▶ _DIRECTIVES_
**1.** For the forum thread below, decide whether each statement agrees with it: (a) the shelve example keys the records by the AlbNArtist field; (b) a db file is said to be faster than an in-memory dictionary; (c) PySQLite is named as probably the simplest database that Python supports. Answer yes or no for each, quoting the words that settle it.
**2.** Retype the part of the forum thread below from "I'm not sure" up to and including "of a field).".

▶ _PROVIDED TEXT_
§

Sure, assuming you know what your keys are, store them in a db file. Let's
assume you want to search by artist. Do your csv thing, but store the
records in a shelve keyed by the AlbNArtist field:

import shelve
import csv

reader = csv.reader(open("file1.csv", "rb"))
db = shelve.open("file1.db")

for row in reader:
stuff = db.get(row[1], [])
stuff.append(row)
db[row[1]] = stuff
db.close()

I'm not sure I've interpreted your sample csv quite right, but I think
you'll get the idea. You can of course have multiple db files, each keyed
by a different field (or part of a field).

Obviously, using a db file will be slower than an in-memory dictionary, but
if memory is a bottleneck, this will likely help. You can also avoid
initializing the db file on subsequent program runs if the csv file is older
than the db file, probably resulting in faster startup.

Skip
Jul 18 '05 #2

"Anon" <an**@ymous.com> wrote in message
news:pa****************************@ymous.com...
Any data structures suggestions for this application? BTW, the later
accesses to this database would not benefit in any way from being
presorted,


You keep saying it yourself: Use a Database ;-).

Databases "knows" about stuff in memory, as well as any searching and
sorting you might dream up later.

Python supports several, the simplest is probably PySQLite:
http://sourceforge.net/projects/pysqlite/
Jul 18 '05 #3
"Frithiof Andreas Jensen" <frithiof.jensen@die_spammer_die.ericsson.com> wrote in message news:<ci**********@newstree.wise.edt.ericsson.se>. ..
"Anon" <an**@ymous.com> wrote in message
news:pa****************************@ymous.com...
Any data structures suggestions for this application? BTW, the later
accesses to this database would not benefit in any way from being
presorted,


You keep saying it yourself: Use a Database ;-).

Databases "knows" about stuff in memory, as well as any searching and
sorting you might dream up later.

Python supports several, the simplest is probably PySQLite:
http://sourceforge.net/projects/pysqlite/


Thanks for the specific suggestion, but it's an approach I'd hoped to
avoid. I'd rather get 2Gig of RAM if I was confident I could make it
work that way... The problem with a file-based database (versus an
in-memory data-structure-based database as I was meaning) is
performance.

Maybe someone has a better suggestion if I give little more info: I
want to iterate through about 10,000 strings (each ~256 characters or
less) looking for occurances (within those 10,000 strings) of any one
of about 500,000 smaller (~30-50 characters average) strings. Then I
generate an XML doc that records which of the 500,000 strings were
found within each of the 10,000 strings.

§

Spatial layout data:
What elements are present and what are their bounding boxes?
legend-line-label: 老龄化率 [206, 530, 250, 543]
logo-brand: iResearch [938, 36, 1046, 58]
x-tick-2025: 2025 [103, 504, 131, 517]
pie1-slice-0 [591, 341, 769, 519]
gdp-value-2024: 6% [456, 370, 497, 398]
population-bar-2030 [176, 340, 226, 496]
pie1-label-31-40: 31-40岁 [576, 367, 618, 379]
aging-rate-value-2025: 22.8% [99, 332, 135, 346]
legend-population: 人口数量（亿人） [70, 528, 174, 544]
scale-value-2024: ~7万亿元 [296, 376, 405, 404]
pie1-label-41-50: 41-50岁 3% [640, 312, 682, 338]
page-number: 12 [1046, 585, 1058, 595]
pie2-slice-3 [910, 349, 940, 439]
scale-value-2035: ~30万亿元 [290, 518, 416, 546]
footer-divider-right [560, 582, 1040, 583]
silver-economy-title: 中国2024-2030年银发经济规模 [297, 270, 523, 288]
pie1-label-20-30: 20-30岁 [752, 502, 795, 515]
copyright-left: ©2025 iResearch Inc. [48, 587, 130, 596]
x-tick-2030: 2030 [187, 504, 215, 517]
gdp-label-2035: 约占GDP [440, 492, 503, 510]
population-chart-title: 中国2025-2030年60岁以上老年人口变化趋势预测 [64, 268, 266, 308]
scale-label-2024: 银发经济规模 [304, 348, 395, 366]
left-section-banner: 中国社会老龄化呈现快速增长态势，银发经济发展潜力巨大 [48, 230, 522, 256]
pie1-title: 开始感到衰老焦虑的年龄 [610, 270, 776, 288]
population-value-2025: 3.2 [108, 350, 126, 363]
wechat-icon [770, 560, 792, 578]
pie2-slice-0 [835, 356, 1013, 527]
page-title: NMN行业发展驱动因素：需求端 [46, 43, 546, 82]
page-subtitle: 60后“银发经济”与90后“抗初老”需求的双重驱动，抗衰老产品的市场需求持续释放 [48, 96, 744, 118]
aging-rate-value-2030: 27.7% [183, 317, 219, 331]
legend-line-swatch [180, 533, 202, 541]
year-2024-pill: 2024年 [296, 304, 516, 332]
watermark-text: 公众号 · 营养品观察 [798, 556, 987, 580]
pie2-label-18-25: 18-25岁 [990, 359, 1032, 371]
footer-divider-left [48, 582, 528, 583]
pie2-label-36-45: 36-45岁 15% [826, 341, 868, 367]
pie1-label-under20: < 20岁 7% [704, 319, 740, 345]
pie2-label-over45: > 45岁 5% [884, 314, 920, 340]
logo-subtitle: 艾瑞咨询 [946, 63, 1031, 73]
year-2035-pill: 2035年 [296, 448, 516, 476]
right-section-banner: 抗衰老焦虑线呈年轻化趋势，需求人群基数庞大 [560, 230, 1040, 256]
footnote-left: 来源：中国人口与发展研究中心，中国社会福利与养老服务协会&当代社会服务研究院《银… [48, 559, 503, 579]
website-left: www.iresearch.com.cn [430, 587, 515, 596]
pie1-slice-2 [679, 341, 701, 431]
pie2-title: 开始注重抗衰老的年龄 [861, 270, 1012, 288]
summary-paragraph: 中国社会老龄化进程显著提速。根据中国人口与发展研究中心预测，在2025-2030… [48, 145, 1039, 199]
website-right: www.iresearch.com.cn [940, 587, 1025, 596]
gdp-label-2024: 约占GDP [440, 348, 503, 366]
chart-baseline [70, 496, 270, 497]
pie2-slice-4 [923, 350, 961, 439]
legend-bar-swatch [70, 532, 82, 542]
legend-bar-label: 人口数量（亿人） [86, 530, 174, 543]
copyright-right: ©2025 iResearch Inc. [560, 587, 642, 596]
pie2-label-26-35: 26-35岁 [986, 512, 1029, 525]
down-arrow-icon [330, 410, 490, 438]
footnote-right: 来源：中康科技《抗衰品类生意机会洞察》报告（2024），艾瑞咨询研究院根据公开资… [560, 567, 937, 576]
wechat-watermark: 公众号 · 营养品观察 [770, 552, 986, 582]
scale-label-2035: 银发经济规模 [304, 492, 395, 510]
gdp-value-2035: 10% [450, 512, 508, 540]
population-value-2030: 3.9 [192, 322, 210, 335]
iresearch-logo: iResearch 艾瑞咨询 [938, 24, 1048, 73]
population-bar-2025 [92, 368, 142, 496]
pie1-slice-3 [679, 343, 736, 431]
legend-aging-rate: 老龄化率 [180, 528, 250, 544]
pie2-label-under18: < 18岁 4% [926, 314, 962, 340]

§

▶ _FULL ANSWERS_
**1.**
(a) Yes: "store the records in a shelve keyed by the AlbNArtist field"
(b) No: "using a db file will be slower than an in-memory dictionary"
(c) Yes: "Python supports several, the simplest is probably PySQLite"

**2.**
I'm not sure I've interpreted your sample csv quite right, but I think
you'll get the idea. You can of course have multiple db files, each keyed
by a different field (or part of a field).